YOUR OBJECTIVE: Set down the material once more, exactly as it appears.

TASK MATERIAL:
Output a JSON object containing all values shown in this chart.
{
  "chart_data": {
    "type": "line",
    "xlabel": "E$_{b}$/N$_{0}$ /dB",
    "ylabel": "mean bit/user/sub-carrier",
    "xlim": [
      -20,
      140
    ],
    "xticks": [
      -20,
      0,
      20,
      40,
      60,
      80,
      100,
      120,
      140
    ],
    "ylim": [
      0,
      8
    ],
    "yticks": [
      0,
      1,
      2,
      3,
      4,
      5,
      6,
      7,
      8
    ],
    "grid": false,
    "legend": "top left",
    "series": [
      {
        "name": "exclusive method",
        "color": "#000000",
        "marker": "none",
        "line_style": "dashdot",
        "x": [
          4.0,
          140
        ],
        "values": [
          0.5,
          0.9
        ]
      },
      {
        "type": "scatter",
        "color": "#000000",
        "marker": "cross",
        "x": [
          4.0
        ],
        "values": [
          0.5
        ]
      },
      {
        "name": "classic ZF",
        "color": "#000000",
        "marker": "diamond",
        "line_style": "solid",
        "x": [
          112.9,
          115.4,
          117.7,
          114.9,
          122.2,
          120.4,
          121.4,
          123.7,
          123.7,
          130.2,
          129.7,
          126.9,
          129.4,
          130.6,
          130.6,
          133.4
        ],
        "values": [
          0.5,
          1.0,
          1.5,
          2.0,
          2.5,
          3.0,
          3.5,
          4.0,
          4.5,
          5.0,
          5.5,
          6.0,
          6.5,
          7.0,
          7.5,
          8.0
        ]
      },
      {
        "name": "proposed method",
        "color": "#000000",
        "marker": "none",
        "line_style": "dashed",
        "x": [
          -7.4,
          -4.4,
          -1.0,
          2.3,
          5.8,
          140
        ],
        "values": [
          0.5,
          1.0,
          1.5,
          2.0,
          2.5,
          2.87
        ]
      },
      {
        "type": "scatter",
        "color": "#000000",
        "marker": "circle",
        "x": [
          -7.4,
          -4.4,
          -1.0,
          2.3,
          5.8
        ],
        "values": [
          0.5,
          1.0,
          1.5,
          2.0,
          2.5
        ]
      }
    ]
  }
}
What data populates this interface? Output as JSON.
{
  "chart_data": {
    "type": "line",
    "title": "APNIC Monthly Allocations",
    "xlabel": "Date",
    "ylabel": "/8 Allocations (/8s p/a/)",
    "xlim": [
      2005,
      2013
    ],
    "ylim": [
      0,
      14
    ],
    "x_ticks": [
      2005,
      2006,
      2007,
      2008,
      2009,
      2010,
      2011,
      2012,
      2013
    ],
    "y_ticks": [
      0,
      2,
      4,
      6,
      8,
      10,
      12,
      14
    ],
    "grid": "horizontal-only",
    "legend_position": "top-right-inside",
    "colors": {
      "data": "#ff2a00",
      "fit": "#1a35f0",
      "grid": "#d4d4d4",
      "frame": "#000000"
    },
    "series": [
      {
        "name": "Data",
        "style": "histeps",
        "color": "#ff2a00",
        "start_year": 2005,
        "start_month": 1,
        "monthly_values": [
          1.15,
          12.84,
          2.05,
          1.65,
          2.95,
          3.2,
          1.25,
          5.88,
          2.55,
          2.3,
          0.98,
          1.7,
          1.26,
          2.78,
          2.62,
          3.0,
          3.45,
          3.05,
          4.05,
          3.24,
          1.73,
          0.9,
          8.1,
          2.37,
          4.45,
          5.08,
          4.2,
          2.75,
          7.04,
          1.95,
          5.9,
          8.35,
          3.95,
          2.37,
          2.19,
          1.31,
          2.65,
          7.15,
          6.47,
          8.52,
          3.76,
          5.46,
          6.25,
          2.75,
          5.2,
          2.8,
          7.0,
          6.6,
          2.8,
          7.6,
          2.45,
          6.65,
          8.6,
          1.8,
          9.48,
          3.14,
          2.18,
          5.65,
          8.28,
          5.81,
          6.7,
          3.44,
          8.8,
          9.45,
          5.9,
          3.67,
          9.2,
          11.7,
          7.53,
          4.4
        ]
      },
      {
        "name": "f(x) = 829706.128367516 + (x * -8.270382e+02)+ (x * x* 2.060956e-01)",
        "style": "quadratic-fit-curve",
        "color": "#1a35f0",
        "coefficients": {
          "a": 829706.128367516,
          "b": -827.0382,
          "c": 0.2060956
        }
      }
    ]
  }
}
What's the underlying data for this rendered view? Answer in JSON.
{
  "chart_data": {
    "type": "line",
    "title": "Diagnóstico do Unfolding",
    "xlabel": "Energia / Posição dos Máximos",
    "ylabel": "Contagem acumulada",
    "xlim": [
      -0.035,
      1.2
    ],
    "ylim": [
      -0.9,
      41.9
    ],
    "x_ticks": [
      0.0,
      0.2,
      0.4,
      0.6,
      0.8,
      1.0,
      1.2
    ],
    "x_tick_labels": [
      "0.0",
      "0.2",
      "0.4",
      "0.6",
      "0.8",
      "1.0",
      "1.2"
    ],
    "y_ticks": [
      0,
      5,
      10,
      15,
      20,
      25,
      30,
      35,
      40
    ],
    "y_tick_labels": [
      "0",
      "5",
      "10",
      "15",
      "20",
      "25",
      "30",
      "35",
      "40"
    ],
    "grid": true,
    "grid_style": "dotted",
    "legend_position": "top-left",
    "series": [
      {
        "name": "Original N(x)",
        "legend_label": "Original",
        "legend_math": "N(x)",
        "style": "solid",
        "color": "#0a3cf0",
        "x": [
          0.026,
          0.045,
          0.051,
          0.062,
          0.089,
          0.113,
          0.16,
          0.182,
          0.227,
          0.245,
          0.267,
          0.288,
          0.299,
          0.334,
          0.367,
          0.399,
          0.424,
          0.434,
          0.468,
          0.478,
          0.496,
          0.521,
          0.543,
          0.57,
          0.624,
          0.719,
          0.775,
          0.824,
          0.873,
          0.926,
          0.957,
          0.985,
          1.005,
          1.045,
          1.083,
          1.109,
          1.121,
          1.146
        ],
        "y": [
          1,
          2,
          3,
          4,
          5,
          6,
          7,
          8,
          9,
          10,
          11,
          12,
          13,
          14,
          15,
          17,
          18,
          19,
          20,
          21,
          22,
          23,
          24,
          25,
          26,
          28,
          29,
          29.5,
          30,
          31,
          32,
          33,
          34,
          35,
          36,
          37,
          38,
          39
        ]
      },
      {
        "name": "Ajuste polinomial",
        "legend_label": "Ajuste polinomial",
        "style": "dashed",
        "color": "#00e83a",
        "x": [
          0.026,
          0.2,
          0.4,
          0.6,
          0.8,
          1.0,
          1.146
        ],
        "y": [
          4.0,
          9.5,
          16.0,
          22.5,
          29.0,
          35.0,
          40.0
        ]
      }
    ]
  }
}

COMPLETE RESPONSE:
Output a JSON object containing all values shown in this chart.
{
  "chart_data": {
    "type": "line",
    "xlabel": "E$_{b}$/N$_{0}$ /dB",
    "ylabel": "mean bit/user/sub-carrier",
    "xlim": [
      -20,
      140
    ],
    "xticks": [
      -20,
      0,
      20,
      40,
      60,
      80,
      100,
      120,
      140
    ],
    "ylim": [
      0,
      8
    ],
    "yticks": [
      0,
      1,
      2,
      3,
      4,
      5,
      6,
      7,
      8
    ],
    "grid": false,
    "legend": "top left",
    "series": [
      {
        "name": "exclusive method",
        "color": "#000000",
        "marker": "none",
        "line_style": "dashdot",
        "x": [
          4.0,
          140
        ],
        "values": [
          0.5,
          0.9
        ]
      },
      {
        "type": "scatter",
        "color": "#000000",
        "marker": "cross",
        "x": [
          4.0
        ],
        "values": [
          0.5
        ]
      },
      {
        "name": "classic ZF",
        "color": "#000000",
        "marker": "diamond",
        "line_style": "solid",
        "x": [
          112.9,
          115.4,
          117.7,
          114.9,
          122.2,
          120.4,
          121.4,
          123.7,
          123.7,
          130.2,
          129.7,
          126.9,
          129.4,
          130.6,
          130.6,
          133.4
        ],
        "values": [
          0.5,
          1.0,
          1.5,
          2.0,
          2.5,
          3.0,
          3.5,
          4.0,
          4.5,
          5.0,
          5.5,
          6.0,
          6.5,
          7.0,
          7.5,
          8.0
        ]
      },
      {
        "name": "proposed method",
        "color": "#000000",
        "marker": "none",
        "line_style": "dashed",
        "x": [
          -7.4,
          -4.4,
          -1.0,
          2.3,
          5.8,
          140
        ],
        "values": [
          0.5,
          1.0,
          1.5,
          2.0,
          2.5,
          2.87
        ]
      },
      {
        "type": "scatter",
        "color": "#000000",
        "marker": "circle",
        "x": [
          -7.4,
          -4.4,
          -1.0,
          2.3,
          5.8
        ],
        "values": [
          0.5,
          1.0,
          1.5,
          2.0,
          2.5
        ]
      }
    ]
  }
}
What data populates this interface? Output as JSON.
{
  "chart_data": {
    "type": "line",
    "title": "APNIC Monthly Allocations",
    "xlabel": "Date",
    "ylabel": "/8 Allocations (/8s p/a/)",
    "xlim": [
      2005,
      2013
    ],
    "ylim": [
      0,
      14
    ],
    "x_ticks": [
      2005,
      2006,
      2007,
      2008,
      2009,
      2010,
      2011,
      2012,
      2013
    ],
    "y_ticks": [
      0,
      2,
      4,
      6,
      8,
      10,
      12,
      14
    ],
    "grid": "horizontal-only",
    "legend_position": "top-right-inside",
    "colors": {
      "data": "#ff2a00",
      "fit": "#1a35f0",
      "grid": "#d4d4d4",
      "frame": "#000000"
    },
    "series": [
      {
        "name": "Data",
        "style": "histeps",
        "color": "#ff2a00",
        "start_year": 2005,
        "start_month": 1,
        "monthly_values": [
          1.15,
          12.84,
          2.05,
          1.65,
          2.95,
          3.2,
          1.25,
          5.88,
          2.55,
          2.3,
          0.98,
          1.7,
          1.26,
          2.78,
          2.62,
          3.0,
          3.45,
          3.05,
          4.05,
          3.24,
          1.73,
          0.9,
          8.1,
          2.37,
          4.45,
          5.08,
          4.2,
          2.75,
          7.04,
          1.95,
          5.9,
          8.35,
          3.95,
          2.37,
          2.19,
          1.31,
          2.65,
          7.15,
          6.47,
          8.52,
          3.76,
          5.46,
          6.25,
          2.75,
          5.2,
          2.8,
          7.0,
          6.6,
          2.8,
          7.6,
          2.45,
          6.65,
          8.6,
          1.8,
          9.48,
          3.14,
          2.18,
          5.65,
          8.28,
          5.81,
          6.7,
          3.44,
          8.8,
          9.45,
          5.9,
          3.67,
          9.2,
          11.7,
          7.53,
          4.4
        ]
      },
      {
        "name": "f(x) = 829706.128367516 + (x * -8.270382e+02)+ (x * x* 2.060956e-01)",
        "style": "quadratic-fit-curve",
        "color": "#1a35f0",
        "coefficients": {
          "a": 829706.128367516,
          "b": -827.0382,
          "c": 0.2060956
        }
      }
    ]
  }
}
What's the underlying data for this rendered view? Answer in JSON.
{
  "chart_data": {
    "type": "line",
    "title": "Diagnóstico do Unfolding",
    "xlabel": "Energia / Posição dos Máximos",
    "ylabel": "Contagem acumulada",
    "xlim": [
      -0.035,
      1.2
    ],
    "ylim": [
      -0.9,
      41.9
    ],
    "x_ticks": [
      0.0,
      0.2,
      0.4,
      0.6,
      0.8,
      1.0,
      1.2
    ],
    "x_tick_labels": [
      "0.0",
      "0.2",
      "0.4",
      "0.6",
      "0.8",
      "1.0",
      "1.2"
    ],
    "y_ticks": [
      0,
      5,
      10,
      15,
      20,
      25,
      30,
      35,
      40
    ],
    "y_tick_labels": [
      "0",
      "5",
      "10",
      "15",
      "20",
      "25",
      "30",
      "35",
      "40"
    ],
    "grid": true,
    "grid_style": "dotted",
    "legend_position": "top-left",
    "series": [
      {
        "name": "Original N(x)",
        "legend_label": "Original",
        "legend_math": "N(x)",
        "style": "solid",
        "color": "#0a3cf0",
        "x": [
          0.026,
          0.045,
          0.051,
          0.062,
          0.089,
          0.113,
          0.16,
          0.182,
          0.227,
          0.245,
          0.267,
          0.288,
          0.299,
          0.334,
          0.367,
          0.399,
          0.424,
          0.434,
          0.468,
          0.478,
          0.496,
          0.521,
          0.543,
          0.57,
          0.624,
          0.719,
          0.775,
          0.824,
          0.873,
          0.926,
          0.957,
          0.985,
          1.005,
          1.045,
          1.083,
          1.109,
          1.121,
          1.146
        ],
        "y": [
          1,
          2,
          3,
          4,
          5,
          6,
          7,
          8,
          9,
          10,
          11,
          12,
          13,
          14,
          15,
          17,
          18,
          19,
          20,
          21,
          22,
          23,
          24,
          25,
          26,
          28,
          29,
          29.5,
          30,
          31,
          32,
          33,
          34,
          35,
          36,
          37,
          38,
          39
        ]
      },
      {
        "name": "Ajuste polinomial",
        "legend_label": "Ajuste polinomial",
        "style": "dashed",
        "color": "#00e83a",
        "x": [
          0.026,
          0.2,
          0.4,
          0.6,
          0.8,
          1.0,
          1.146
        ],
        "y": [
          4.0,
          9.5,
          16.0,
          22.5,
          29.0,
          35.0,
          40.0
        ]
      }
    ]
  }
}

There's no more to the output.